- Task input
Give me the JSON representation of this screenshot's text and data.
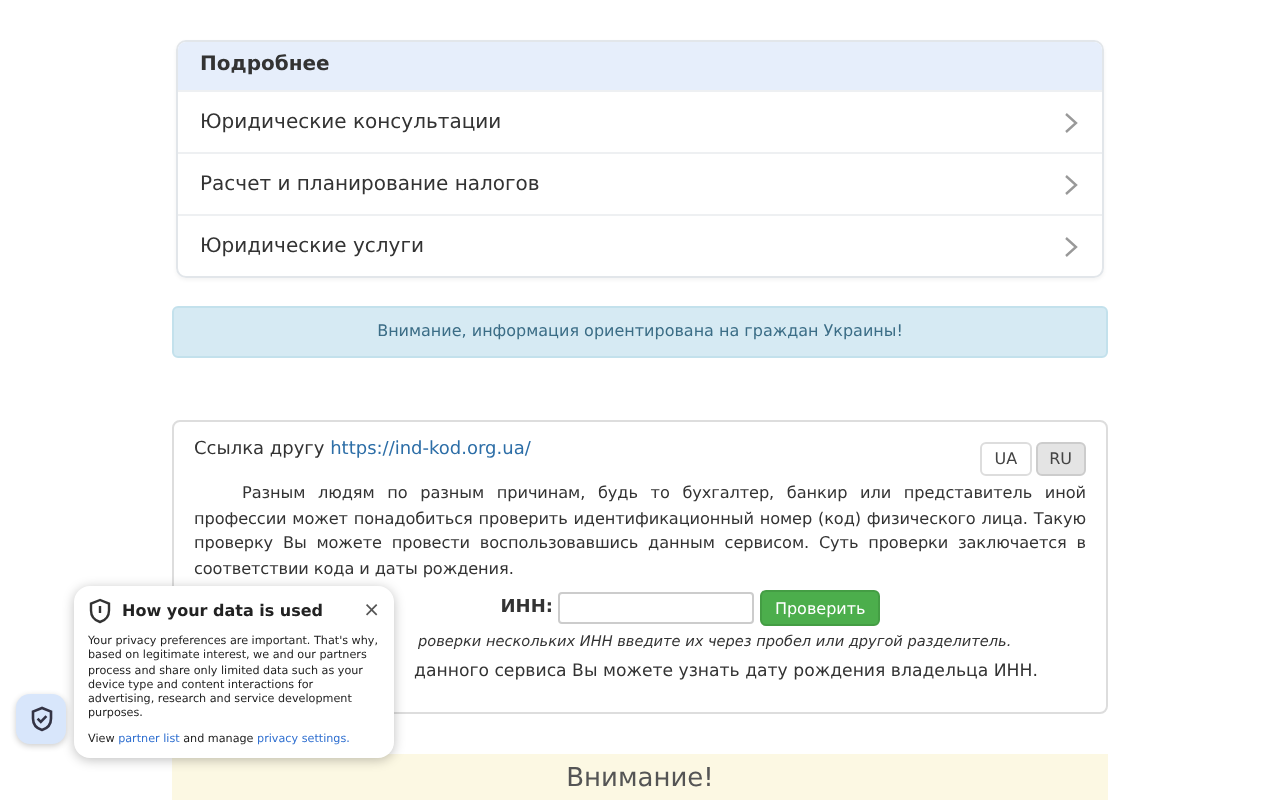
{
  "menu": {
    "title": "Подробнее",
    "items": [
      {
        "label": "Юридические консультации"
      },
      {
        "label": "Расчет и планирование налогов"
      },
      {
        "label": "Юридические услуги"
      }
    ]
  },
  "notice": "Внимание, информация ориентирована на граждан Украины!",
  "form": {
    "share_label": "Ссылка другу",
    "share_link": "https://ind-kod.org.ua/",
    "languages": [
      {
        "label": "UA",
        "selected": false
      },
      {
        "label": "RU",
        "selected": true
      }
    ],
    "intro": "Разным людям по разным причинам, будь то бухгалтер, банкир или представитель иной профессии может понадобиться проверить идентификационный номер (код) физического лица. Такую проверку Вы можете провести воспользовавшись данным сервисом. Суть проверки заключается в соответствии кода и даты рождения.",
    "inn_label": "ИНН:",
    "check_button": "Проверить",
    "hint": "роверки нескольких ИНН введите их через пробел или другой разделитель.",
    "note": "данного сервиса Вы можете узнать дату рождения владельца ИНН."
  },
  "warning_title": "Внимание!",
  "privacy": {
    "title": "How your data is used",
    "close": "×",
    "body": "Your privacy preferences are important. That's why, based on legitimate interest, we and our partners process and share only limited data such as your device type and content interactions for advertising, research and service development purposes.",
    "view": "View",
    "partner_link": "partner list",
    "and_manage": "and manage",
    "settings_link": "privacy settings."
  }
}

- Work to be completed
Omit the pictures. Output every record above word for word.

- Written response
Give me the JSON representation of this screenshot's text and data.
{
  "menu": {
    "title": "Подробнее",
    "items": [
      {
        "label": "Юридические консультации"
      },
      {
        "label": "Расчет и планирование налогов"
      },
      {
        "label": "Юридические услуги"
      }
    ]
  },
  "notice": "Внимание, информация ориентирована на граждан Украины!",
  "form": {
    "share_label": "Ссылка другу",
    "share_link": "https://ind-kod.org.ua/",
    "languages": [
      {
        "label": "UA",
        "selected": false
      },
      {
        "label": "RU",
        "selected": true
      }
    ],
    "intro": "Разным людям по разным причинам, будь то бухгалтер, банкир или представитель иной профессии может понадобиться проверить идентификационный номер (код) физического лица. Такую проверку Вы можете провести воспользовавшись данным сервисом. Суть проверки заключается в соответствии кода и даты рождения.",
    "inn_label": "ИНН:",
    "check_button": "Проверить",
    "hint": "роверки нескольких ИНН введите их через пробел или другой разделитель.",
    "note": "данного сервиса Вы можете узнать дату рождения владельца ИНН."
  },
  "warning_title": "Внимание!",
  "privacy": {
    "title": "How your data is used",
    "close": "×",
    "body": "Your privacy preferences are important. That's why, based on legitimate interest, we and our partners process and share only limited data such as your device type and content interactions for advertising, research and service development purposes.",
    "view": "View",
    "partner_link": "partner list",
    "and_manage": "and manage",
    "settings_link": "privacy settings."
  }
}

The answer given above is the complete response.